# Start of EXTRACTED INFORMATION

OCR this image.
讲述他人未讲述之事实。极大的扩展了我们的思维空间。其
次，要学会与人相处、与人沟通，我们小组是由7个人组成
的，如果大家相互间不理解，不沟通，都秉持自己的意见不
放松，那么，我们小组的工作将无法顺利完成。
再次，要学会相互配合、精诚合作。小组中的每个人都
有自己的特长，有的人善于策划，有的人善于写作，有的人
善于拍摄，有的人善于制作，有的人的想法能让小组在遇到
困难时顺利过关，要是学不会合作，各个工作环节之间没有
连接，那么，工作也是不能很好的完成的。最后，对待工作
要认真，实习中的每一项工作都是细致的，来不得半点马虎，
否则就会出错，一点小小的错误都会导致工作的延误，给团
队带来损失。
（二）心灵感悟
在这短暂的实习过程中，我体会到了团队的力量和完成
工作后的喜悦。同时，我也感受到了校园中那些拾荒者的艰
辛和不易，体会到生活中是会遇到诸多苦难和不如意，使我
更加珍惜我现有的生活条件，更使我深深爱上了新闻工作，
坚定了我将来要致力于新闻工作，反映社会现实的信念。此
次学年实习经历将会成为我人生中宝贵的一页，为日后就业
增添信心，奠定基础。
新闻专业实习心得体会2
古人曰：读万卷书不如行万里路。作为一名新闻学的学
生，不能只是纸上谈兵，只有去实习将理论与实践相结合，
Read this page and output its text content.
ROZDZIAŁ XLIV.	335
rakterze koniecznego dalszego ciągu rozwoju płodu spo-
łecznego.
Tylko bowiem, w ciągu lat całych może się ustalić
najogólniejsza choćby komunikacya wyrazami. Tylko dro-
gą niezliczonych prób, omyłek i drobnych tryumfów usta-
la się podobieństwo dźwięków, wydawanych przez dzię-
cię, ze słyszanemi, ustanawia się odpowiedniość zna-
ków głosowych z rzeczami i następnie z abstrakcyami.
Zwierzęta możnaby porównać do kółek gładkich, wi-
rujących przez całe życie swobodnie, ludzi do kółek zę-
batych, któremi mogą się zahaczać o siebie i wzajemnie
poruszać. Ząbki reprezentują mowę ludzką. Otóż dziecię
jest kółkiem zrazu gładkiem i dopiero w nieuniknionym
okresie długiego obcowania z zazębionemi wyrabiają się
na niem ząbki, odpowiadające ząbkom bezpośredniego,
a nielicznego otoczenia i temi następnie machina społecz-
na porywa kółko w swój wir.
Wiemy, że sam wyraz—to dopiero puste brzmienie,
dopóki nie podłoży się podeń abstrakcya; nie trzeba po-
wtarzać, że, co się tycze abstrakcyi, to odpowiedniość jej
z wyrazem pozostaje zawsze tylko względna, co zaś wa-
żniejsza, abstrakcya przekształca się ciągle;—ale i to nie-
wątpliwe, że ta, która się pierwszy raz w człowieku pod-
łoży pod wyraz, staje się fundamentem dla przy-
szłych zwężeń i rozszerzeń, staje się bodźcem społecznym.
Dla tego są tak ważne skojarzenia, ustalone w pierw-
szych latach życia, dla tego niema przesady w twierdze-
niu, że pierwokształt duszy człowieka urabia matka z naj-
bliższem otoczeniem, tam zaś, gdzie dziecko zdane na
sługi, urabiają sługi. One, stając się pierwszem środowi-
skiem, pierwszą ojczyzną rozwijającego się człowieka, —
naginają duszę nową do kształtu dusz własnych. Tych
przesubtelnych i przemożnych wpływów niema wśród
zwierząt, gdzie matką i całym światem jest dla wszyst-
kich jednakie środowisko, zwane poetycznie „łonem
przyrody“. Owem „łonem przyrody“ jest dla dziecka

# End of EXTRACTED INFORMATION

▸ EXERCISE PROMPT
Copy out every line with the word "tego".

▸ SOLUTION BELOW
Dla tego są tak ważne skojarzenia, ustalone w pierw-
szych latach życia, dla tego niema przesady w twierdze-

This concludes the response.